▶ **Problem statement**:
Copy the lines holding the word "номера", all of them.

▶ **Data for the task**:
--------------------

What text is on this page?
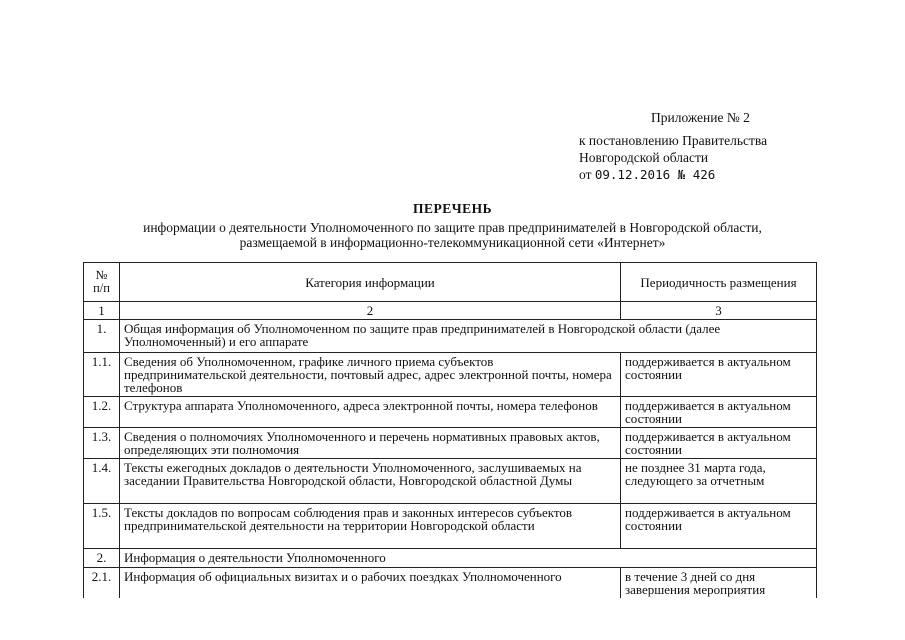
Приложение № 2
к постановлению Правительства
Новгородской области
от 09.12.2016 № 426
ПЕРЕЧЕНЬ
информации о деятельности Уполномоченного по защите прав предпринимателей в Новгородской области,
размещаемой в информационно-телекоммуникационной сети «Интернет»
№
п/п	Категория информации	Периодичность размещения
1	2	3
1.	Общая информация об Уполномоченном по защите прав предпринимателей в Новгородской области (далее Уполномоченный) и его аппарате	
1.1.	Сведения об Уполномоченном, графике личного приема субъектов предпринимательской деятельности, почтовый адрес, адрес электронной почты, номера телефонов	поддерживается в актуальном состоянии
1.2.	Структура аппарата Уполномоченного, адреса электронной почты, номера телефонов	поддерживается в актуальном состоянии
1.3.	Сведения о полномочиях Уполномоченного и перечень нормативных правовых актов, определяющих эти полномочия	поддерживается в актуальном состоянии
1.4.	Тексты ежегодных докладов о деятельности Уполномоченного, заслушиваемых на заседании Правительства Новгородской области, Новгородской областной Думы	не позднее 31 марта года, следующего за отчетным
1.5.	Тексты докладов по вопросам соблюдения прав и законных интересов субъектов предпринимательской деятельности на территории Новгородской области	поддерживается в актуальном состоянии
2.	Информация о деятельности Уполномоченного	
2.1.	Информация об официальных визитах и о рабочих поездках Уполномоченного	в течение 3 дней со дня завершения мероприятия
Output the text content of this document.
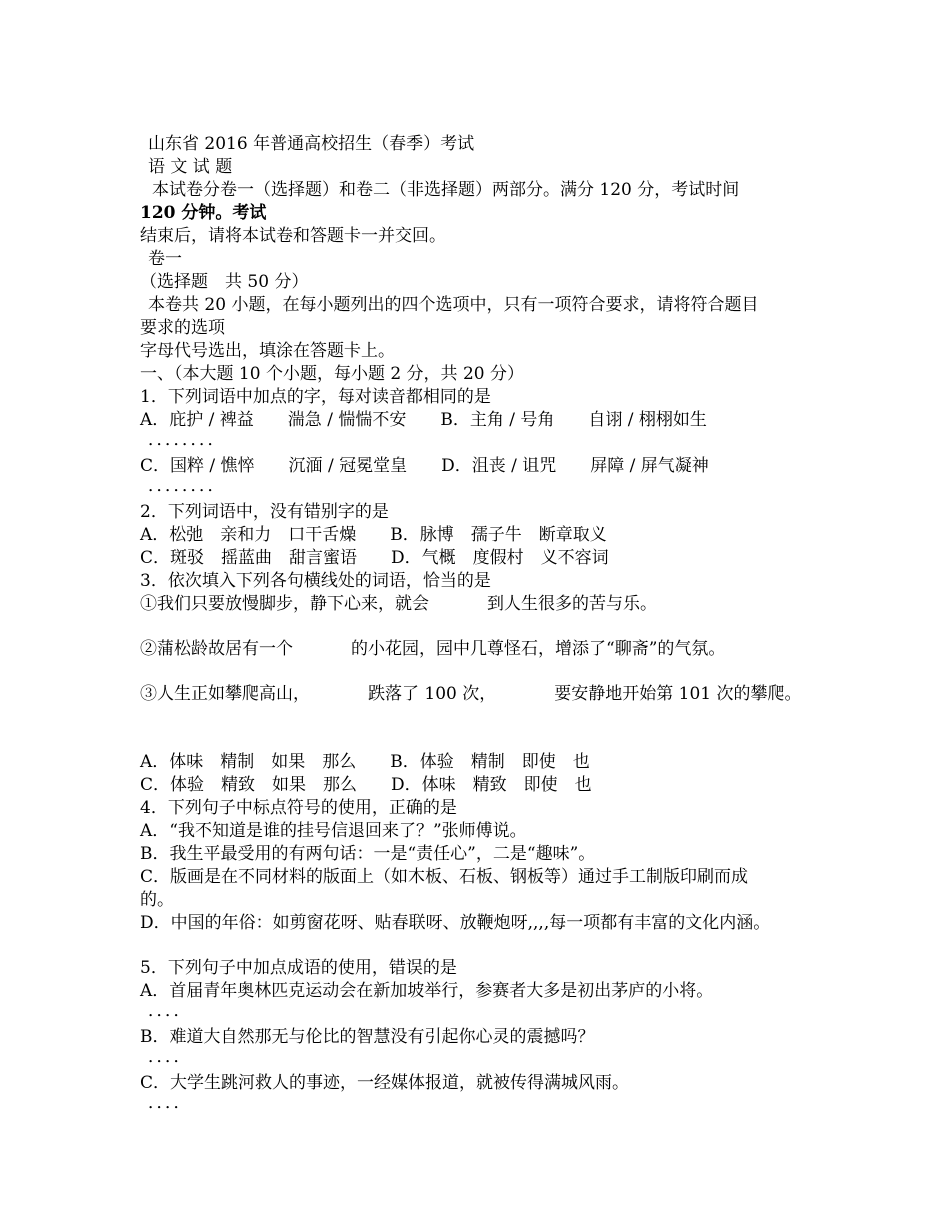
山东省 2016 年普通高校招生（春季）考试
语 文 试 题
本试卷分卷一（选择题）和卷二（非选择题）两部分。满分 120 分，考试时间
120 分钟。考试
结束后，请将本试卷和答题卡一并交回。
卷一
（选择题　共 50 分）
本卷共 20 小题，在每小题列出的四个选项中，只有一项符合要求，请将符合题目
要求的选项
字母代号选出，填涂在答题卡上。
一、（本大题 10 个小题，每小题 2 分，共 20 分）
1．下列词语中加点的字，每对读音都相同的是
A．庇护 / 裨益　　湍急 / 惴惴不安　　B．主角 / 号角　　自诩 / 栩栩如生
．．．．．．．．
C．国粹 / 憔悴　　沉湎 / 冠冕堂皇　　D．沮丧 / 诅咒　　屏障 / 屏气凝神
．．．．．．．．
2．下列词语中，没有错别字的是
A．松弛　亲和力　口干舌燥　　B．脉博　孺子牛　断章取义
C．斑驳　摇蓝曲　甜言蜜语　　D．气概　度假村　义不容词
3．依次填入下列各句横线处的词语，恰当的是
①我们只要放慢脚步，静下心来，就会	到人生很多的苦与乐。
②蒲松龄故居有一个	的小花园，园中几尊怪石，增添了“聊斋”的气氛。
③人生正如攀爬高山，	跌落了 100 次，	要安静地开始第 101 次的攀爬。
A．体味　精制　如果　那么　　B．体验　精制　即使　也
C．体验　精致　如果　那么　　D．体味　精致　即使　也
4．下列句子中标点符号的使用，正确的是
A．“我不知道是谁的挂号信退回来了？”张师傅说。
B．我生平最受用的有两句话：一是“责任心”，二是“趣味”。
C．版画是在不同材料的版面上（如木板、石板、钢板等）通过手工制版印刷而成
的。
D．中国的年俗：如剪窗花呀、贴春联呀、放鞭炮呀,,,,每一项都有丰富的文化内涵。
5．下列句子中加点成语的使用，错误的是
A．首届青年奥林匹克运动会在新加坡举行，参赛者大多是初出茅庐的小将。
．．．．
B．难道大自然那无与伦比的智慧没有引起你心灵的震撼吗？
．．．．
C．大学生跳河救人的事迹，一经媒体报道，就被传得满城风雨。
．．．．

--------------------

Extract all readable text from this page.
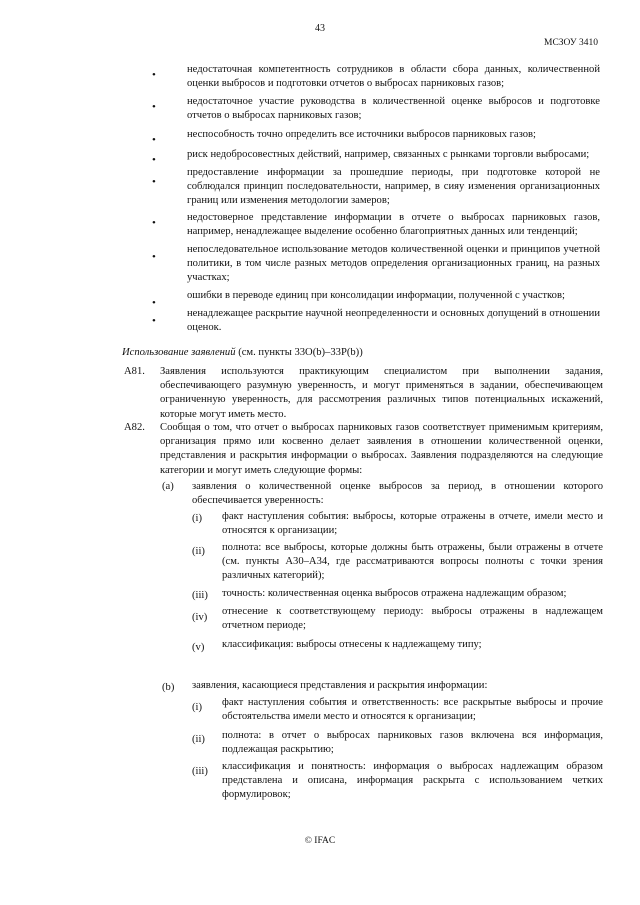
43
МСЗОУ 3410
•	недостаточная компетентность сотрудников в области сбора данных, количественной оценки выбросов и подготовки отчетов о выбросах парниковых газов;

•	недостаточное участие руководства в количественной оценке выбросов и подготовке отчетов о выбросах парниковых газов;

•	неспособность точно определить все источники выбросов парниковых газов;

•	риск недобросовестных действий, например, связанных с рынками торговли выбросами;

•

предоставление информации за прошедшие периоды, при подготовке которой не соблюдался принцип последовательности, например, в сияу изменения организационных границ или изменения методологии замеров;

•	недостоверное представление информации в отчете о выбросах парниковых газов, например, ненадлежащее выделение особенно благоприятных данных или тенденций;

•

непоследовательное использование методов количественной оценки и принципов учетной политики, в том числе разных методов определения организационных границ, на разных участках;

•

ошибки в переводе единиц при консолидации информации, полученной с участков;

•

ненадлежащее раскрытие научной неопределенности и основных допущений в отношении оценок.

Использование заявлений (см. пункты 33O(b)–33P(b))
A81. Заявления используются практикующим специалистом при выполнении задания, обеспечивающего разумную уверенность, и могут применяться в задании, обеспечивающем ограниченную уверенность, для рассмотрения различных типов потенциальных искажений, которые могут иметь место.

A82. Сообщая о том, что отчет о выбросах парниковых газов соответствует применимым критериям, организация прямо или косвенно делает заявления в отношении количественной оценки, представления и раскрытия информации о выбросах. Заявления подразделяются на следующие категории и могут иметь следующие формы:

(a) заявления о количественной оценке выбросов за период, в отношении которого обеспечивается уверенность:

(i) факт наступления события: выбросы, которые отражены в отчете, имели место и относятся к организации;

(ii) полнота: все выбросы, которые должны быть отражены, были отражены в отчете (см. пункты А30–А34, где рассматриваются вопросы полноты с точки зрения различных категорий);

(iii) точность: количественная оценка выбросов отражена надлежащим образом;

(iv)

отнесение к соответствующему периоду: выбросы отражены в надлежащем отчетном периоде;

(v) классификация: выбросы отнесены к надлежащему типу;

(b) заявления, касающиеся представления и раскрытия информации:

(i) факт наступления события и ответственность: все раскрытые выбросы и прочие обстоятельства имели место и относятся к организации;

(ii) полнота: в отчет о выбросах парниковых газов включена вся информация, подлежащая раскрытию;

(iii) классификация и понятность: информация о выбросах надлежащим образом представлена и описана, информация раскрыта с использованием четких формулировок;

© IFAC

--------------------

▶ **Solution for this task**:
1.1.	Сведения об Уполномоченном, графике личного приема субъектов предпринимательской деятельности, почтовый адрес, адрес электронной почты, номера телефонов	поддерживается в актуальном состоянии
1.2.	Структура аппарата Уполномоченного, адреса электронной почты, номера телефонов	поддерживается в актуальном состоянии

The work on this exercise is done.